== The task ==
Tally every line below where "Darmepithel" appears, then report the total alone.
Data supplied START
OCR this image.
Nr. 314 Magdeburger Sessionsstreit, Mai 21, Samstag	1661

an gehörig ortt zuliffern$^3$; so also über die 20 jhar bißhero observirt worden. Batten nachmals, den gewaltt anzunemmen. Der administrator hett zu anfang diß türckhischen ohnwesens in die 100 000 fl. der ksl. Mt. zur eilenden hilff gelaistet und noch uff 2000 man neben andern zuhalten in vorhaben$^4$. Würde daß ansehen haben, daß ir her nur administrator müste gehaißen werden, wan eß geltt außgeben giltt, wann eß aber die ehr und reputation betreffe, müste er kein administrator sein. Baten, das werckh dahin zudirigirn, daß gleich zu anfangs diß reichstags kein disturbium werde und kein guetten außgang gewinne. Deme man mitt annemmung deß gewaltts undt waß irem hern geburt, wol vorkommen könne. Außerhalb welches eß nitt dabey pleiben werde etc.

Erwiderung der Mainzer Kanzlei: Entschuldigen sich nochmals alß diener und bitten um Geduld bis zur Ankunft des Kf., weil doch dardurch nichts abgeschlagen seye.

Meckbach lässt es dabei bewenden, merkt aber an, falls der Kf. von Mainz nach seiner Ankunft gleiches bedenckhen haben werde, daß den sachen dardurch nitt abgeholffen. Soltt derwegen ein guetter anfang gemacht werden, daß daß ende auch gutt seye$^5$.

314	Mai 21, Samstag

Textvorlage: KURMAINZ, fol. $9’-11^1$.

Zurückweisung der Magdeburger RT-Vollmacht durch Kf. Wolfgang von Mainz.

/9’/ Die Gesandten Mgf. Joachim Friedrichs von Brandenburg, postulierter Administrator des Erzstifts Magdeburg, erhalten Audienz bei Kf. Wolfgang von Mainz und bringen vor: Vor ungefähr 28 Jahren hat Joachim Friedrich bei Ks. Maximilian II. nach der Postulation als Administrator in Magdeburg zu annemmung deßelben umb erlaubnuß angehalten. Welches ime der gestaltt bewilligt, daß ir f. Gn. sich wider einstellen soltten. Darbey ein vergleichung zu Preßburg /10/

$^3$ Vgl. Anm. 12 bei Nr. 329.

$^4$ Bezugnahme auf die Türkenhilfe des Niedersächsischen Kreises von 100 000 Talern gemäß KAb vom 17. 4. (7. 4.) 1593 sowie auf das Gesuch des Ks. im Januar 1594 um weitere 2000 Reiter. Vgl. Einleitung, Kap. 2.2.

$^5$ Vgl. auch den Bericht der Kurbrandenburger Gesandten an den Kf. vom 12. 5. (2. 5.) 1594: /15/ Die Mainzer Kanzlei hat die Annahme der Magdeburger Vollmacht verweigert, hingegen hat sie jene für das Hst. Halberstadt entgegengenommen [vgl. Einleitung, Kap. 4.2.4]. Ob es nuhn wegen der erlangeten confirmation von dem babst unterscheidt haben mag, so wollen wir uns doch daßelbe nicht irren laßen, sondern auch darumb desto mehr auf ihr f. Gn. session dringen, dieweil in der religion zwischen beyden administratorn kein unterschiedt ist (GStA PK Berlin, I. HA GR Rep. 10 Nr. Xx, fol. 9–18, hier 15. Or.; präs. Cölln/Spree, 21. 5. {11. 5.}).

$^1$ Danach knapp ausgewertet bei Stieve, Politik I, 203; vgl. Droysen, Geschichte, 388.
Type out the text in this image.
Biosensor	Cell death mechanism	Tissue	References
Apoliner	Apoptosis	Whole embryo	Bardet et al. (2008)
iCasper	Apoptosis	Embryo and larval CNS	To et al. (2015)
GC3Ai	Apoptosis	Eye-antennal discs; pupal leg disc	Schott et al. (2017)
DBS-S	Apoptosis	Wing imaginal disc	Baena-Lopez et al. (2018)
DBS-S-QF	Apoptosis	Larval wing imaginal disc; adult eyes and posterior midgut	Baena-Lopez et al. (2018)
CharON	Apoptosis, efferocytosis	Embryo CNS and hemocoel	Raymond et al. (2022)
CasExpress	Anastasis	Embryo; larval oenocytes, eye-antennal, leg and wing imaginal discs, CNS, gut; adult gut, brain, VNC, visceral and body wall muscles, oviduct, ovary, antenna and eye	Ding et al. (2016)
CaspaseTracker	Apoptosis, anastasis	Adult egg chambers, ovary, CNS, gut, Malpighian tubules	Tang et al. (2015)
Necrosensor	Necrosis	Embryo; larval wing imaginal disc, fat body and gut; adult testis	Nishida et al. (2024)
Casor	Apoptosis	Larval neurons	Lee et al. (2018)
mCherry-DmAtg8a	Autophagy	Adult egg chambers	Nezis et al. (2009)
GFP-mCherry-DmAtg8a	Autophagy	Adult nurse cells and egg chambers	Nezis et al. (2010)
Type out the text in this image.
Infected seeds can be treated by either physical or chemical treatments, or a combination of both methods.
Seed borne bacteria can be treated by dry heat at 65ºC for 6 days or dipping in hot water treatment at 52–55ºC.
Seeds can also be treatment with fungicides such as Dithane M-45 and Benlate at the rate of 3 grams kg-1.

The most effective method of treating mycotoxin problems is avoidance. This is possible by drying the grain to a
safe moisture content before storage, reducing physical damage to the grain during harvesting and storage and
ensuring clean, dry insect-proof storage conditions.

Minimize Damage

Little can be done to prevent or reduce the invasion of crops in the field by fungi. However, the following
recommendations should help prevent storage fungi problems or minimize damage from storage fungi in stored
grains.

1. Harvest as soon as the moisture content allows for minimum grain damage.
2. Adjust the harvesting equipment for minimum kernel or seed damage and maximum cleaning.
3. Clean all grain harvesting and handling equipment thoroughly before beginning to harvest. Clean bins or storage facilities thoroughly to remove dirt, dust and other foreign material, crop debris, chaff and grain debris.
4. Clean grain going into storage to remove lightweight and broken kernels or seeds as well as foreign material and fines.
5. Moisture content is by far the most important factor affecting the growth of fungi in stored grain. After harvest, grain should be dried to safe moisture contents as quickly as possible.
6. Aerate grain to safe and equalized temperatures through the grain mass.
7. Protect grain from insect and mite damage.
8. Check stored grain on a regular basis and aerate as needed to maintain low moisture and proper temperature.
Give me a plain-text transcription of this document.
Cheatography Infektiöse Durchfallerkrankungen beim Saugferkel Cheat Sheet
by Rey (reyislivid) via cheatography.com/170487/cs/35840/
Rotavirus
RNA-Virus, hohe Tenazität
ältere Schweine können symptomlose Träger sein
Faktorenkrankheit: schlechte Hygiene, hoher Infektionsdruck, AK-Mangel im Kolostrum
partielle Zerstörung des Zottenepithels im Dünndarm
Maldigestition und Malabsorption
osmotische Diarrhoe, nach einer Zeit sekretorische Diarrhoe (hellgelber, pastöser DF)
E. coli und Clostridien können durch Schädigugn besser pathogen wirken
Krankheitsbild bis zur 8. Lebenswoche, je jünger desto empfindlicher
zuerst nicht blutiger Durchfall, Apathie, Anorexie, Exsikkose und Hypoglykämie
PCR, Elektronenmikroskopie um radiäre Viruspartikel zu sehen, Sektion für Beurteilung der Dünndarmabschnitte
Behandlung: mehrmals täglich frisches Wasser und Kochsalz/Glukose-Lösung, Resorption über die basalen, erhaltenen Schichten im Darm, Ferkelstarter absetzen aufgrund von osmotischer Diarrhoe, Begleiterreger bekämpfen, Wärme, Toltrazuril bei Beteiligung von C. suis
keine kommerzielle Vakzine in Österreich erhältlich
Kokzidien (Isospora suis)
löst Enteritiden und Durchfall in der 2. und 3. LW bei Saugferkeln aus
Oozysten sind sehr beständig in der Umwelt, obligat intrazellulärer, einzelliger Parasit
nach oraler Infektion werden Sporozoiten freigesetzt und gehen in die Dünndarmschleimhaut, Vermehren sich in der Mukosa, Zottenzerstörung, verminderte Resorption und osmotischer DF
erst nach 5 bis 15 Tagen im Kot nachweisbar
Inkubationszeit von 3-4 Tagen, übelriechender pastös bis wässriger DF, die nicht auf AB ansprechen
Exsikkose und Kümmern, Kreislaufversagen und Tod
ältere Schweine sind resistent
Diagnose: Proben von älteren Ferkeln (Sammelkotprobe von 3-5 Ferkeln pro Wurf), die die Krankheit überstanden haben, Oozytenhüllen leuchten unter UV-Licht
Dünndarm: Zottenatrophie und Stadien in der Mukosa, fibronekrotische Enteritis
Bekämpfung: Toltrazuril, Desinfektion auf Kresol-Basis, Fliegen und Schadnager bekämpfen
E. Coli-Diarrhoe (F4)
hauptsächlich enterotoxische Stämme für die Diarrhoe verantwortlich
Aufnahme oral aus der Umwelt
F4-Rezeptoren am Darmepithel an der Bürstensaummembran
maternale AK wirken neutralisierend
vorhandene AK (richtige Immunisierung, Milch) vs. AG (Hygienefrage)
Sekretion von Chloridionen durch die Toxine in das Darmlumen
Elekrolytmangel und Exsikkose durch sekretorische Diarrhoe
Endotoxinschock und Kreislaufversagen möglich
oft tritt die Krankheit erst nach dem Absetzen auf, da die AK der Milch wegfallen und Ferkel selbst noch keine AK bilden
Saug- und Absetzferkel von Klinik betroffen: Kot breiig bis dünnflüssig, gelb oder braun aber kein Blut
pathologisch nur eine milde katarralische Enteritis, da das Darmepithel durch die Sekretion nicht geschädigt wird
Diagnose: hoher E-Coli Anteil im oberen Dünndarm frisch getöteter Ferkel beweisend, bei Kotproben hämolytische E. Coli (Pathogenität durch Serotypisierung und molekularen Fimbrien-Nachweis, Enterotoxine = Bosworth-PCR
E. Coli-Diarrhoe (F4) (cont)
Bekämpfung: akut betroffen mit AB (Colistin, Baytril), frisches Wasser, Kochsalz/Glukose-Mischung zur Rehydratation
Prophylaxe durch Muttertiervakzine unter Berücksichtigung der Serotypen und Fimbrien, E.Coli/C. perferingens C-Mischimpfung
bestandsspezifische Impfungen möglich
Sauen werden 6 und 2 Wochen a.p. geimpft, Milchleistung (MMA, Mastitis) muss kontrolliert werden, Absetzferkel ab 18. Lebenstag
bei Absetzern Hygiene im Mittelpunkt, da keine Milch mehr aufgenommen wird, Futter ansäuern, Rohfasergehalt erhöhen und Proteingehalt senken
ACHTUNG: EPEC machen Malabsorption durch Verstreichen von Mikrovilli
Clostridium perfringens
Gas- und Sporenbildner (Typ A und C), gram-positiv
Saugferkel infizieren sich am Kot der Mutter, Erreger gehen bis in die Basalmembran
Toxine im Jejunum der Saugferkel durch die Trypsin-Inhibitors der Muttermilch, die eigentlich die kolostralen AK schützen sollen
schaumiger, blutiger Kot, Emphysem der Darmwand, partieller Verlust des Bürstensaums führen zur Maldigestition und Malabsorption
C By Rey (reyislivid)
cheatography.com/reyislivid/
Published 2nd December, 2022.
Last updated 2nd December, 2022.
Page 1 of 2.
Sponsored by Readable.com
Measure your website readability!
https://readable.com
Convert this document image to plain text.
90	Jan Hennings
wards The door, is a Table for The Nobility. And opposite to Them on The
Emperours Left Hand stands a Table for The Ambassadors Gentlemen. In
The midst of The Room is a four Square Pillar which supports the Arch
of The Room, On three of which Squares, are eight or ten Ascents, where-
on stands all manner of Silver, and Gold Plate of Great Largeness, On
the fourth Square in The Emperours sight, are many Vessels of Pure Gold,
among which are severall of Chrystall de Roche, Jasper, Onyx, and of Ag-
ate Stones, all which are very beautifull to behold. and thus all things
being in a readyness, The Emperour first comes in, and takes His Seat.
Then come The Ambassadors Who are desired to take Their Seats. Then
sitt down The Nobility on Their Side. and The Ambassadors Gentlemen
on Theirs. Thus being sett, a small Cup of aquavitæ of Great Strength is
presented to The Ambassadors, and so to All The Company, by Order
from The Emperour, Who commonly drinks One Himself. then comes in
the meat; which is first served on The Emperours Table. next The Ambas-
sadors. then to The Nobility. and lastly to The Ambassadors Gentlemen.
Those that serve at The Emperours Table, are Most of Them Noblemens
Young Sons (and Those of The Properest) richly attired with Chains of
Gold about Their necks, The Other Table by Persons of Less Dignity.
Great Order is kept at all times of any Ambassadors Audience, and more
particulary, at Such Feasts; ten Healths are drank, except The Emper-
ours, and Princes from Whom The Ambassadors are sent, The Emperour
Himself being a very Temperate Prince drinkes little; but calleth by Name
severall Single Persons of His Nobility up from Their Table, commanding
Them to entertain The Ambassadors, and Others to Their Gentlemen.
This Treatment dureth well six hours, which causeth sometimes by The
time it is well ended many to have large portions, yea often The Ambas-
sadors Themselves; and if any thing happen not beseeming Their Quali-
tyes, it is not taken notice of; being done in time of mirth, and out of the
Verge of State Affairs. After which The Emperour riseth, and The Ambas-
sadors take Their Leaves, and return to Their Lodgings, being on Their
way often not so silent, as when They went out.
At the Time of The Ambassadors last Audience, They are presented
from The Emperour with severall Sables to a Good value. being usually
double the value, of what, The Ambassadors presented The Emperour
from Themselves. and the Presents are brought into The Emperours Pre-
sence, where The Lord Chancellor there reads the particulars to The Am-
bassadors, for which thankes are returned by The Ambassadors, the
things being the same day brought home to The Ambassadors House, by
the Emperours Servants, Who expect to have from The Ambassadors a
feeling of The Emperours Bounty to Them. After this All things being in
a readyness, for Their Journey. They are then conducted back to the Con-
Data supplied END
== Your response ==
2